━━━━━ Section du texte

Or, nous avions récupéré les éléments d'un hélicoptère Focke 61. Cet appareil, qui avait deux rotors latéraux, était équipé de moyeux comportant un mécanisme de variation cyclique dans le sens longitudinal seulement: la commande de roulis était obtenue par une variation différentielle du pas des deux rotors, augmentant la portance de l'un et diminuant la portance de l'autre.
Le SE 3101 pesait sensiblement la moitié du F61 (535 kg contre 950 ), et l'on avait donc pu utiliser un des deux ensembles, moyeux et pales, du F61, tourné de 90°, pour que la variation cyclique longitudinale devienne une variation cyclique latérale. Il se trouva que l'on prit celui des deux rotors qui, vu du pilote, tournait de la gauche vers la droite, parce que son adaptation était plus simple, compte-tenu du sens de rotation du moteur. Nous avons gardé cette habitude depuis : voilà pourquoi les rotors des appareils de l'Aérospatiale tournent en sens inverse des rotors américains!
Avec un moteur Mathis de 90 CV, le SE 3101 avait une charge au cheval de 6 kg, la même que le F61 dont le moteur développait 160 CV. Mais le SE 3101 a eu néanmoins beaucoup de mal à décoller, car une proportion importante de la puissance était gaspillée dans les rotors arrière. Quand, en juin 1948, après des mois d'essais, appareil attaché, on a largué les amarres, STAKENBURG, le pilote d'essais désigné, a mis pleins gaz et. . . est resté rigoureusement rivé au sol.
J'ai essayé à mon tour (j'avais été breveté six mois auparavant) ; j'étais jeune et mince et, grâce à la différence de poids entre STAKENBURG et moi ( 15 kg), j'ai pu faire un vol stationnaire à 30 centimètres du sol. Ce fut le début de ma carrière de pilote d'essais.
Le dimanche suivant, 3 juillet, j'ai été tiré du lit de bon matin par un chauffeur, venant rn'avertir que le Directeur technique rn'attendait sur le terrain de Villacoublay : il trouvait que l' appareil avait du retard, et voulait que je commence sans plus attendre les essais de vol en translation.
Lorsque je suis arrivé à Villacoublay, l'appareil était fin prêt; le Directeur technique et l'ingénieur en chef
MARCHETTI m'attendaient. J'ai mis en route, réchauffé le moteur, décollé, avec l'intention de faire une série d'accélérations-arrêts. Mais j'avais à peine atteint 40 km/ h que l' appareil a brusquement cabré vers le ciel : manche en butée avant, je ne pus rien faire d'autre que de maintenir le cap de l'appareil qui repartait de plus en plus vite vers l'arrière en perdant de l'altitude. A l'approche du sol, par chance, l'appareil commença enfin à répondre à la commande longitudinale, ce qui évita à la queue de percuter le sol et j'atterris avec une vitesse arrière de l'ordre de 20 km/h, mais sans dégâts.

━━━━━━━━━━
━━━━━ Données fournies

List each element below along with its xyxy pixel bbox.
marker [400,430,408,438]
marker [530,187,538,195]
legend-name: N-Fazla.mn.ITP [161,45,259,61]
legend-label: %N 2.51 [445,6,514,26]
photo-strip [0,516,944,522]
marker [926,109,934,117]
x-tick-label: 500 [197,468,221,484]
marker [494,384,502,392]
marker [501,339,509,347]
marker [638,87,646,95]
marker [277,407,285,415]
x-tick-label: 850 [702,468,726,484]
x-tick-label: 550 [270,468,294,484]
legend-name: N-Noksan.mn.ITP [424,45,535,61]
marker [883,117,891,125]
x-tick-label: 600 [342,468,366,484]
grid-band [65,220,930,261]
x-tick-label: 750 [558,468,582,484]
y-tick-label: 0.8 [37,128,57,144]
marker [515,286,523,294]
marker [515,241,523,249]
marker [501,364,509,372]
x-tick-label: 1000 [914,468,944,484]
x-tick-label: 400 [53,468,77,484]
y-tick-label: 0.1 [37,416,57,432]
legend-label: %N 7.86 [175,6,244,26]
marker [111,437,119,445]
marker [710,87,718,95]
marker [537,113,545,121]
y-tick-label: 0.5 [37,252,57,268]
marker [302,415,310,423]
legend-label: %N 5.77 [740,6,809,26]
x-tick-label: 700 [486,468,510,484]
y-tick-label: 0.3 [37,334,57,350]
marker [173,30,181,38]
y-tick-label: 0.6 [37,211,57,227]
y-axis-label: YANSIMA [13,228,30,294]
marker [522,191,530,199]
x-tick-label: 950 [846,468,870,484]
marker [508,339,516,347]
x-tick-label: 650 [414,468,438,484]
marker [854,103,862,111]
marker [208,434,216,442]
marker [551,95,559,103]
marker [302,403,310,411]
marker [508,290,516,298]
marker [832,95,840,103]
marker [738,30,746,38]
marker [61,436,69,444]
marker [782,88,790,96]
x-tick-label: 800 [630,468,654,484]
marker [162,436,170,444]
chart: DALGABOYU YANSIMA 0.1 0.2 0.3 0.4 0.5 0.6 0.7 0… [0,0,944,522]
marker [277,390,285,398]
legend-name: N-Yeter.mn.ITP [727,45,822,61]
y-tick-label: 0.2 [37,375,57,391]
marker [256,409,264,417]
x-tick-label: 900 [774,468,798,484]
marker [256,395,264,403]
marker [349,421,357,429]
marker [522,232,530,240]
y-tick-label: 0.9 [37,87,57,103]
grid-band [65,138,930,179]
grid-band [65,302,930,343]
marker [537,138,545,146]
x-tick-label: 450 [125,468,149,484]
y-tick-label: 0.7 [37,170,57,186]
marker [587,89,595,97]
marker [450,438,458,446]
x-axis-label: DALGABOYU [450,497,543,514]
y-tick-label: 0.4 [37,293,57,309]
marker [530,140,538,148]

━━━━━━━━━━

### Consignes
D'après le texte sur le SE 3101, quel moteur équipait cet appareil, s'il vous plaît ? Les données forment un ensemble distinct du texte.

### Corrigé
Le SE 3101 était équipé d'un moteur Mathis de 90 CV.